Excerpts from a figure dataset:
#####

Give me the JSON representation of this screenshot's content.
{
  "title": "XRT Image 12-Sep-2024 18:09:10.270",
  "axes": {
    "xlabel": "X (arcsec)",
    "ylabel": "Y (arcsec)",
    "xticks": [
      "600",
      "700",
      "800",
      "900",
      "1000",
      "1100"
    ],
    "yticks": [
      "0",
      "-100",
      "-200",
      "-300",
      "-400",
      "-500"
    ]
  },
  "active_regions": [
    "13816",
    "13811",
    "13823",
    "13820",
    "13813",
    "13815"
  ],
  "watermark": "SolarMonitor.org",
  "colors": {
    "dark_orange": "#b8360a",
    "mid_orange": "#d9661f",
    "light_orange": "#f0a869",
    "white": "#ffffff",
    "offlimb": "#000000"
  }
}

#####

PROBLEM DESCRIPTION.
All entries shown above should be printed again exactly.

THE RESULT.
Give me the JSON representation of this screenshot's content.
{
  "title": "XRT Image 12-Sep-2024 18:09:10.270",
  "axes": {
    "xlabel": "X (arcsec)",
    "ylabel": "Y (arcsec)",
    "xticks": [
      "600",
      "700",
      "800",
      "900",
      "1000",
      "1100"
    ],
    "yticks": [
      "0",
      "-100",
      "-200",
      "-300",
      "-400",
      "-500"
    ]
  },
  "active_regions": [
    "13816",
    "13811",
    "13823",
    "13820",
    "13813",
    "13815"
  ],
  "watermark": "SolarMonitor.org",
  "colors": {
    "dark_orange": "#b8360a",
    "mid_orange": "#d9661f",
    "light_orange": "#f0a869",
    "white": "#ffffff",
    "offlimb": "#000000"
  }
}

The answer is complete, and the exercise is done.